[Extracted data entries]
<<<<

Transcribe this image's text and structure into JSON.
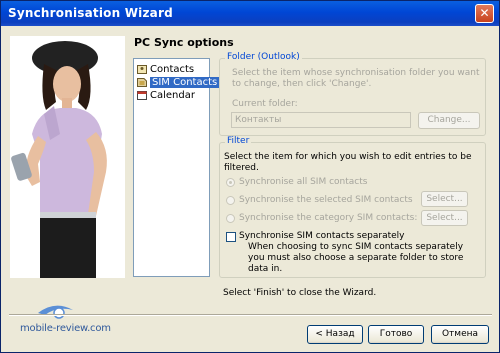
{
  "window": {
    "title": "Synchronisation Wizard",
    "close_glyph": "✕"
  },
  "page": {
    "heading": "PC Sync options"
  },
  "sources": [
    {
      "label": "Contacts",
      "icon": "contacts-book-icon",
      "selected": false
    },
    {
      "label": "SIM Contacts",
      "icon": "sim-card-icon",
      "selected": true
    },
    {
      "label": "Calendar",
      "icon": "calendar-icon",
      "selected": false
    }
  ],
  "folder": {
    "title": "Folder (Outlook)",
    "description": "Select the item whose synchronisation folder you want to change, then click 'Change'.",
    "current_label": "Current folder:",
    "current_value": "Контакты",
    "change_button": "Change..."
  },
  "filter": {
    "title": "Filter",
    "description": "Select the item for which you wish to edit entries to be filtered.",
    "options": [
      {
        "label": "Synchronise all SIM contacts",
        "checked": true
      },
      {
        "label": "Synchronise the selected SIM contacts",
        "checked": false,
        "button": "Select..."
      },
      {
        "label": "Synchronise the category SIM contacts:",
        "checked": false,
        "button": "Select..."
      }
    ],
    "separate_label": "Synchronise SIM contacts separately",
    "separate_checked": false,
    "separate_note": "When choosing to sync SIM contacts separately you must also choose a separate folder to store data in."
  },
  "finish_hint": "Select 'Finish' to close the Wizard.",
  "watermark": {
    "text": "mobile-review.com"
  },
  "buttons": {
    "back": "< Назад",
    "finish": "Готово",
    "cancel": "Отмена"
  },
  "colors": {
    "title_bar": "#0046d5",
    "selection": "#316ac5",
    "group_title": "#0046d5",
    "window_bg": "#ece9d8"
  }
}
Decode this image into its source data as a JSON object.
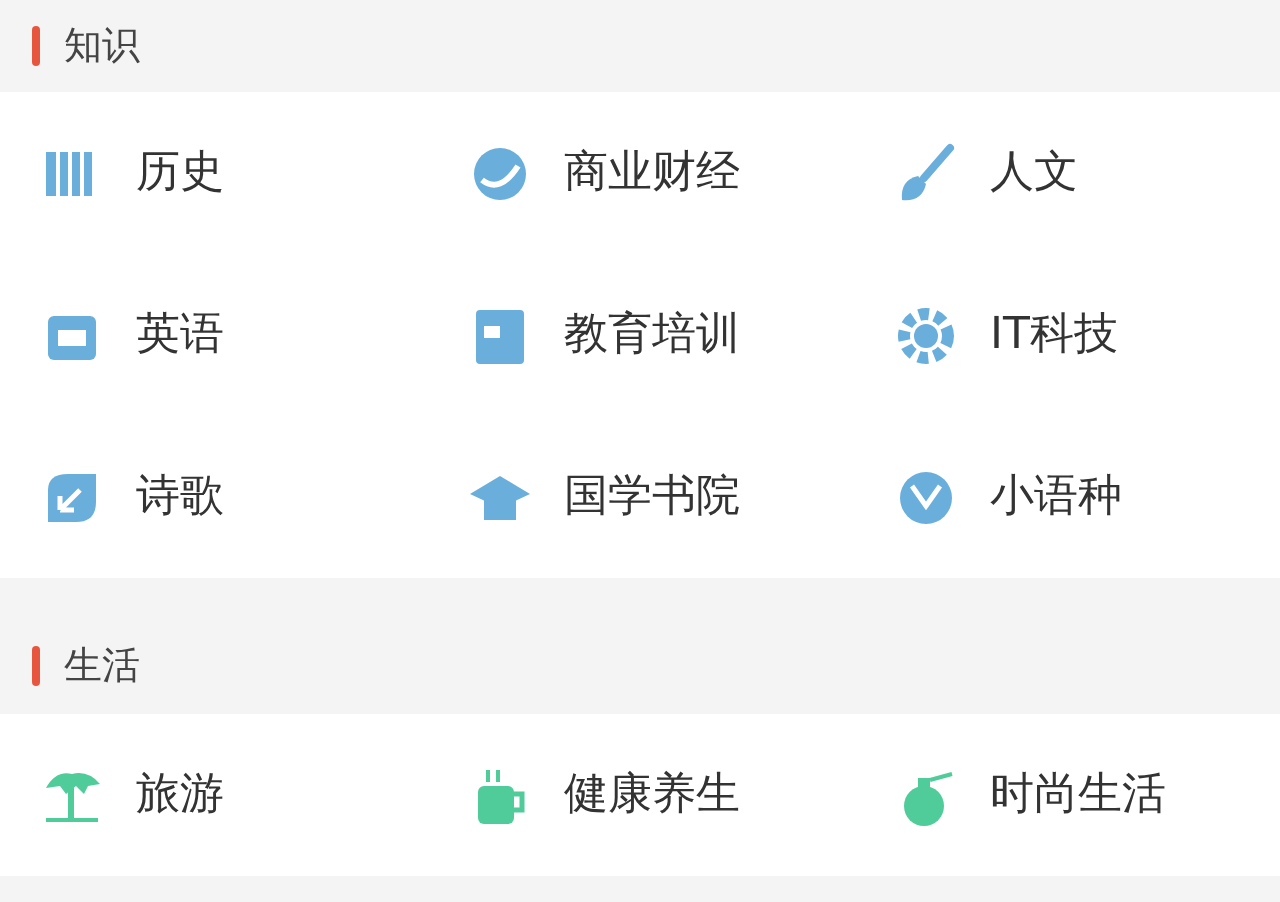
{
  "sections": [
    {
      "title": "知识",
      "color": "#6aaedc",
      "items": [
        {
          "label": "历史",
          "kind": "books"
        },
        {
          "label": "商业财经",
          "kind": "globe"
        },
        {
          "label": "人文",
          "kind": "brush"
        },
        {
          "label": "英语",
          "kind": "card"
        },
        {
          "label": "教育培训",
          "kind": "notebook"
        },
        {
          "label": "IT科技",
          "kind": "gear"
        },
        {
          "label": "诗歌",
          "kind": "leaf"
        },
        {
          "label": "国学书院",
          "kind": "cap"
        },
        {
          "label": "小语种",
          "kind": "ball"
        }
      ]
    },
    {
      "title": "生活",
      "color": "#4fcc9a",
      "items": [
        {
          "label": "旅游",
          "kind": "tree"
        },
        {
          "label": "健康养生",
          "kind": "mug"
        },
        {
          "label": "时尚生活",
          "kind": "bottle"
        }
      ]
    }
  ]
}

>>>>

What the task asks
Reproduce each line exactly as it appears, omitting the pictures.

Full solution
Transcribe this image's text and structure into JSON.
{
  "window": {
    "title": "Synchronisation Wizard",
    "close_glyph": "✕"
  },
  "page": {
    "heading": "PC Sync options"
  },
  "sources": [
    {
      "label": "Contacts",
      "icon": "contacts-book-icon",
      "selected": false
    },
    {
      "label": "SIM Contacts",
      "icon": "sim-card-icon",
      "selected": true
    },
    {
      "label": "Calendar",
      "icon": "calendar-icon",
      "selected": false
    }
  ],
  "folder": {
    "title": "Folder (Outlook)",
    "description": "Select the item whose synchronisation folder you want to change, then click 'Change'.",
    "current_label": "Current folder:",
    "current_value": "Контакты",
    "change_button": "Change..."
  },
  "filter": {
    "title": "Filter",
    "description": "Select the item for which you wish to edit entries to be filtered.",
    "options": [
      {
        "label": "Synchronise all SIM contacts",
        "checked": true
      },
      {
        "label": "Synchronise the selected SIM contacts",
        "checked": false,
        "button": "Select..."
      },
      {
        "label": "Synchronise the category SIM contacts:",
        "checked": false,
        "button": "Select..."
      }
    ],
    "separate_label": "Synchronise SIM contacts separately",
    "separate_checked": false,
    "separate_note": "When choosing to sync SIM contacts separately you must also choose a separate folder to store data in."
  },
  "finish_hint": "Select 'Finish' to close the Wizard.",
  "watermark": {
    "text": "mobile-review.com"
  },
  "buttons": {
    "back": "< Назад",
    "finish": "Готово",
    "cancel": "Отмена"
  },
  "colors": {
    "title_bar": "#0046d5",
    "selection": "#316ac5",
    "group_title": "#0046d5",
    "window_bg": "#ece9d8"
  }
}
Decode this image into its source data as a JSON object.
{
  "sections": [
    {
      "title": "知识",
      "color": "#6aaedc",
      "items": [
        {
          "label": "历史",
          "kind": "books"
        },
        {
          "label": "商业财经",
          "kind": "globe"
        },
        {
          "label": "人文",
          "kind": "brush"
        },
        {
          "label": "英语",
          "kind": "card"
        },
        {
          "label": "教育培训",
          "kind": "notebook"
        },
        {
          "label": "IT科技",
          "kind": "gear"
        },
        {
          "label": "诗歌",
          "kind": "leaf"
        },
        {
          "label": "国学书院",
          "kind": "cap"
        },
        {
          "label": "小语种",
          "kind": "ball"
        }
      ]
    },
    {
      "title": "生活",
      "color": "#4fcc9a",
      "items": [
        {
          "label": "旅游",
          "kind": "tree"
        },
        {
          "label": "健康养生",
          "kind": "mug"
        },
        {
          "label": "时尚生活",
          "kind": "bottle"
        }
      ]
    }
  ]
}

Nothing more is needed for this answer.